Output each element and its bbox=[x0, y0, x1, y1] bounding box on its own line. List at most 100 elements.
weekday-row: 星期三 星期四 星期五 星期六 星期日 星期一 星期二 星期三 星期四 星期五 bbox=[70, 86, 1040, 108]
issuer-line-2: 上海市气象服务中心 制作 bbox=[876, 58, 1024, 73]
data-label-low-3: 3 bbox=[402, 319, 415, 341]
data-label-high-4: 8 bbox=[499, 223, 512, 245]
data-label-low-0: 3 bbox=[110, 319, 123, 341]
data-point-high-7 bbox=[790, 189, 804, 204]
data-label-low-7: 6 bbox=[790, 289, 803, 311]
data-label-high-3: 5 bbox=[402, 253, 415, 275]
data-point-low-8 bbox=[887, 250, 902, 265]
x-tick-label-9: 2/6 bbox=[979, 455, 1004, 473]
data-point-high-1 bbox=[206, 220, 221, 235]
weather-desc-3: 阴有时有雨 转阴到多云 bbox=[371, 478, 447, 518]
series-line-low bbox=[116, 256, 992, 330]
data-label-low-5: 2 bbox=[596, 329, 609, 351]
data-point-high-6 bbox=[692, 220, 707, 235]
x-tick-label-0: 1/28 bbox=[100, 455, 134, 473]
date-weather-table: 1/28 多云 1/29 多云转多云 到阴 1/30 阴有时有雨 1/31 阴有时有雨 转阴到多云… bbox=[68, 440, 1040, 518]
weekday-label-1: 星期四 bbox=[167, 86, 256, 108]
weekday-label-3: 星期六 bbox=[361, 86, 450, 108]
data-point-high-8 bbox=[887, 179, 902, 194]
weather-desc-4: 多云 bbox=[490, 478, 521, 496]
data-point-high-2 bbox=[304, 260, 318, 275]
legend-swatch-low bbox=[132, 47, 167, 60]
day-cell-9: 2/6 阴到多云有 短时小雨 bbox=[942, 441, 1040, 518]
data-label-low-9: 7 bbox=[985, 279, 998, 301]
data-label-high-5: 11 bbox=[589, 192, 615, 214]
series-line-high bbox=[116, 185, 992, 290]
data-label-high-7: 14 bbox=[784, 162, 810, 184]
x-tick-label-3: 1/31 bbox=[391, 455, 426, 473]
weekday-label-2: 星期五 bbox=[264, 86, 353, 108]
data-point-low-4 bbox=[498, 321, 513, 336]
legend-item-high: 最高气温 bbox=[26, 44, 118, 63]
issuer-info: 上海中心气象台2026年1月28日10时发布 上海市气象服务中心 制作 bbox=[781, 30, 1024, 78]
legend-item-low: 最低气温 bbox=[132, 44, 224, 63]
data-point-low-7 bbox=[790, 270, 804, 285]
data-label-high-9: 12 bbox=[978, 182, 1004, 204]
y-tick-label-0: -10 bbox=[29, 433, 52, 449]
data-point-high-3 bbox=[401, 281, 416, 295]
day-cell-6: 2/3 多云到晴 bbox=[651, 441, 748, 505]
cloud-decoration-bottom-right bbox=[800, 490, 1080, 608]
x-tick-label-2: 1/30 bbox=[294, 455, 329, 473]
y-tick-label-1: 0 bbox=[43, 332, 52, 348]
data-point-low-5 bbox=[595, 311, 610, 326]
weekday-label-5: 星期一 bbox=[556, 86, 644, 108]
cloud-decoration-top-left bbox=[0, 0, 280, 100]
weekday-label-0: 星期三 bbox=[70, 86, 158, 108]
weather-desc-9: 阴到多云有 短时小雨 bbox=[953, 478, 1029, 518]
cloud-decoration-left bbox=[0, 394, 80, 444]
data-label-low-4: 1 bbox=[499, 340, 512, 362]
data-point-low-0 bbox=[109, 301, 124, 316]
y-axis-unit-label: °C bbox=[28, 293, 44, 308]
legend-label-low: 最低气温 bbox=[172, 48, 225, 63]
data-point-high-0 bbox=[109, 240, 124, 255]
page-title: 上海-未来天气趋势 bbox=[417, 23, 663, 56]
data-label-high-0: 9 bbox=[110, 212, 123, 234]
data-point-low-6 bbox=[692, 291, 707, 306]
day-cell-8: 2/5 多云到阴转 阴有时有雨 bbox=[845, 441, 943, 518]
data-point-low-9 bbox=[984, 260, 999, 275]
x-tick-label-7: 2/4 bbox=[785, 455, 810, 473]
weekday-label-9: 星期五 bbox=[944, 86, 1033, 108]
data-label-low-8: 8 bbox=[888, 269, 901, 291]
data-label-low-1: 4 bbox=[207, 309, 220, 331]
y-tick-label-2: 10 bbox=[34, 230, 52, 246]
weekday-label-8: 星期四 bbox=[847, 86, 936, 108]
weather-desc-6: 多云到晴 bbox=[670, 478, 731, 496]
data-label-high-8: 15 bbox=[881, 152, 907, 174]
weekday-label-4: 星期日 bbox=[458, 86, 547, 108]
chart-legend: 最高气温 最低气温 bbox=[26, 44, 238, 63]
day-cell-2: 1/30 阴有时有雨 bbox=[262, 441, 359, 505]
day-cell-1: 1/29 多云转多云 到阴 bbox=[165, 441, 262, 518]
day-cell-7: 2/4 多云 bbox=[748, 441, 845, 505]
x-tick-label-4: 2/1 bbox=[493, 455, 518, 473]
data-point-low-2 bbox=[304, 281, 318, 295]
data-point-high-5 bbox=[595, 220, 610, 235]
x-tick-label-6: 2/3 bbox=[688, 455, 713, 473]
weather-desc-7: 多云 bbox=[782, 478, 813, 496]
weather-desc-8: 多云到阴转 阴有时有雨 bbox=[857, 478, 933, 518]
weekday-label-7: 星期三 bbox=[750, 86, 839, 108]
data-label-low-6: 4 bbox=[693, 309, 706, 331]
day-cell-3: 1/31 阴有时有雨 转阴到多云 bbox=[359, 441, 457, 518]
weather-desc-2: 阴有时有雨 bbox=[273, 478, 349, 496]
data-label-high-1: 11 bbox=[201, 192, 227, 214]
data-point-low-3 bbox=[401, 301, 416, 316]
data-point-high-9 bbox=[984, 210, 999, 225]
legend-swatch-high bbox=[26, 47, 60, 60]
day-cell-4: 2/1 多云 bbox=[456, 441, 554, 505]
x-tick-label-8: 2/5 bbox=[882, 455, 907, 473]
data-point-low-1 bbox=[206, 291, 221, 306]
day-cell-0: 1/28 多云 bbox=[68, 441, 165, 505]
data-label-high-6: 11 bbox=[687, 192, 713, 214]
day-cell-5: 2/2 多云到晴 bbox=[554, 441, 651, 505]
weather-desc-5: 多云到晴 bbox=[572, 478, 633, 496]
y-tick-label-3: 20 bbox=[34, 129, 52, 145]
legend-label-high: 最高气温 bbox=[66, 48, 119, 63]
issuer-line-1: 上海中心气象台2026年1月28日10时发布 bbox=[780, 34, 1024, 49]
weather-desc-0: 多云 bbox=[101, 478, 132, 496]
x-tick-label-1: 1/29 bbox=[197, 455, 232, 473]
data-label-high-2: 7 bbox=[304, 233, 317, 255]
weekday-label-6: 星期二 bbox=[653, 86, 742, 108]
────────
### AIM
Copy the data above line for line, leaving every character unchanged.

### ANSWER BELOW
Output each element and its bbox=[x0, y0, x1, y1] bounding box on its own line. List at most 100 elements.
weekday-row: 星期三 星期四 星期五 星期六 星期日 星期一 星期二 星期三 星期四 星期五 bbox=[70, 86, 1040, 108]
issuer-line-2: 上海市气象服务中心 制作 bbox=[876, 58, 1024, 73]
data-label-low-3: 3 bbox=[402, 319, 415, 341]
data-label-high-4: 8 bbox=[499, 223, 512, 245]
data-label-low-0: 3 bbox=[110, 319, 123, 341]
data-point-high-7 bbox=[790, 189, 804, 204]
data-label-low-7: 6 bbox=[790, 289, 803, 311]
data-label-high-3: 5 bbox=[402, 253, 415, 275]
data-point-low-8 bbox=[887, 250, 902, 265]
x-tick-label-9: 2/6 bbox=[979, 455, 1004, 473]
data-point-high-1 bbox=[206, 220, 221, 235]
weather-desc-3: 阴有时有雨 转阴到多云 bbox=[371, 478, 447, 518]
series-line-low bbox=[116, 256, 992, 330]
data-label-low-5: 2 bbox=[596, 329, 609, 351]
data-point-high-6 bbox=[692, 220, 707, 235]
x-tick-label-0: 1/28 bbox=[100, 455, 134, 473]
date-weather-table: 1/28 多云 1/29 多云转多云 到阴 1/30 阴有时有雨 1/31 阴有时有雨 转阴到多云… bbox=[68, 440, 1040, 518]
weekday-label-1: 星期四 bbox=[167, 86, 256, 108]
weekday-label-3: 星期六 bbox=[361, 86, 450, 108]
data-point-high-8 bbox=[887, 179, 902, 194]
weather-desc-4: 多云 bbox=[490, 478, 521, 496]
data-point-high-2 bbox=[304, 260, 318, 275]
legend-swatch-low bbox=[132, 47, 167, 60]
day-cell-9: 2/6 阴到多云有 短时小雨 bbox=[942, 441, 1040, 518]
data-label-low-9: 7 bbox=[985, 279, 998, 301]
data-label-high-5: 11 bbox=[589, 192, 615, 214]
series-line-high bbox=[116, 185, 992, 290]
data-label-high-7: 14 bbox=[784, 162, 810, 184]
x-tick-label-3: 1/31 bbox=[391, 455, 426, 473]
weekday-label-2: 星期五 bbox=[264, 86, 353, 108]
data-point-low-4 bbox=[498, 321, 513, 336]
legend-item-high: 最高气温 bbox=[26, 44, 118, 63]
issuer-info: 上海中心气象台2026年1月28日10时发布 上海市气象服务中心 制作 bbox=[781, 30, 1024, 78]
legend-item-low: 最低气温 bbox=[132, 44, 224, 63]
data-point-low-7 bbox=[790, 270, 804, 285]
data-label-high-9: 12 bbox=[978, 182, 1004, 204]
y-tick-label-0: -10 bbox=[29, 433, 52, 449]
data-point-high-3 bbox=[401, 281, 416, 295]
day-cell-6: 2/3 多云到晴 bbox=[651, 441, 748, 505]
cloud-decoration-bottom-right bbox=[800, 490, 1080, 608]
x-tick-label-2: 1/30 bbox=[294, 455, 329, 473]
y-tick-label-1: 0 bbox=[43, 332, 52, 348]
data-point-low-5 bbox=[595, 311, 610, 326]
weekday-label-5: 星期一 bbox=[556, 86, 644, 108]
cloud-decoration-top-left bbox=[0, 0, 280, 100]
weekday-label-0: 星期三 bbox=[70, 86, 158, 108]
weather-desc-9: 阴到多云有 短时小雨 bbox=[953, 478, 1029, 518]
cloud-decoration-left bbox=[0, 394, 80, 444]
data-label-low-4: 1 bbox=[499, 340, 512, 362]
data-point-low-0 bbox=[109, 301, 124, 316]
y-axis-unit-label: °C bbox=[28, 293, 44, 308]
legend-label-low: 最低气温 bbox=[172, 48, 225, 63]
data-point-high-0 bbox=[109, 240, 124, 255]
page-title: 上海-未来天气趋势 bbox=[417, 23, 663, 56]
data-label-high-0: 9 bbox=[110, 212, 123, 234]
data-point-low-6 bbox=[692, 291, 707, 306]
day-cell-8: 2/5 多云到阴转 阴有时有雨 bbox=[845, 441, 943, 518]
data-point-low-9 bbox=[984, 260, 999, 275]
x-tick-label-7: 2/4 bbox=[785, 455, 810, 473]
weekday-label-9: 星期五 bbox=[944, 86, 1033, 108]
data-label-low-8: 8 bbox=[888, 269, 901, 291]
data-label-low-1: 4 bbox=[207, 309, 220, 331]
y-tick-label-2: 10 bbox=[34, 230, 52, 246]
weekday-label-8: 星期四 bbox=[847, 86, 936, 108]
weather-desc-6: 多云到晴 bbox=[670, 478, 731, 496]
data-label-high-8: 15 bbox=[881, 152, 907, 174]
weekday-label-4: 星期日 bbox=[458, 86, 547, 108]
chart-legend: 最高气温 最低气温 bbox=[26, 44, 238, 63]
day-cell-2: 1/30 阴有时有雨 bbox=[262, 441, 359, 505]
day-cell-1: 1/29 多云转多云 到阴 bbox=[165, 441, 262, 518]
day-cell-7: 2/4 多云 bbox=[748, 441, 845, 505]
x-tick-label-4: 2/1 bbox=[493, 455, 518, 473]
data-point-low-2 bbox=[304, 281, 318, 295]
data-point-high-5 bbox=[595, 220, 610, 235]
x-tick-label-6: 2/3 bbox=[688, 455, 713, 473]
weather-desc-7: 多云 bbox=[782, 478, 813, 496]
weather-desc-8: 多云到阴转 阴有时有雨 bbox=[857, 478, 933, 518]
weekday-label-7: 星期三 bbox=[750, 86, 839, 108]
data-label-low-6: 4 bbox=[693, 309, 706, 331]
day-cell-3: 1/31 阴有时有雨 转阴到多云 bbox=[359, 441, 457, 518]
weather-desc-2: 阴有时有雨 bbox=[273, 478, 349, 496]
data-label-high-1: 11 bbox=[201, 192, 227, 214]
data-point-low-3 bbox=[401, 301, 416, 316]
data-point-high-9 bbox=[984, 210, 999, 225]
legend-swatch-high bbox=[26, 47, 60, 60]
day-cell-4: 2/1 多云 bbox=[456, 441, 554, 505]
x-tick-label-8: 2/5 bbox=[882, 455, 907, 473]
data-point-low-1 bbox=[206, 291, 221, 306]
day-cell-0: 1/28 多云 bbox=[68, 441, 165, 505]
data-label-high-6: 11 bbox=[687, 192, 713, 214]
day-cell-5: 2/2 多云到晴 bbox=[554, 441, 651, 505]
weather-desc-5: 多云到晴 bbox=[572, 478, 633, 496]
y-tick-label-3: 20 bbox=[34, 129, 52, 145]
legend-label-high: 最高气温 bbox=[66, 48, 119, 63]
issuer-line-1: 上海中心气象台2026年1月28日10时发布 bbox=[780, 34, 1024, 49]
weather-desc-0: 多云 bbox=[101, 478, 132, 496]
x-tick-label-1: 1/29 bbox=[197, 455, 232, 473]
data-label-high-2: 7 bbox=[304, 233, 317, 255]
weekday-label-6: 星期二 bbox=[653, 86, 742, 108]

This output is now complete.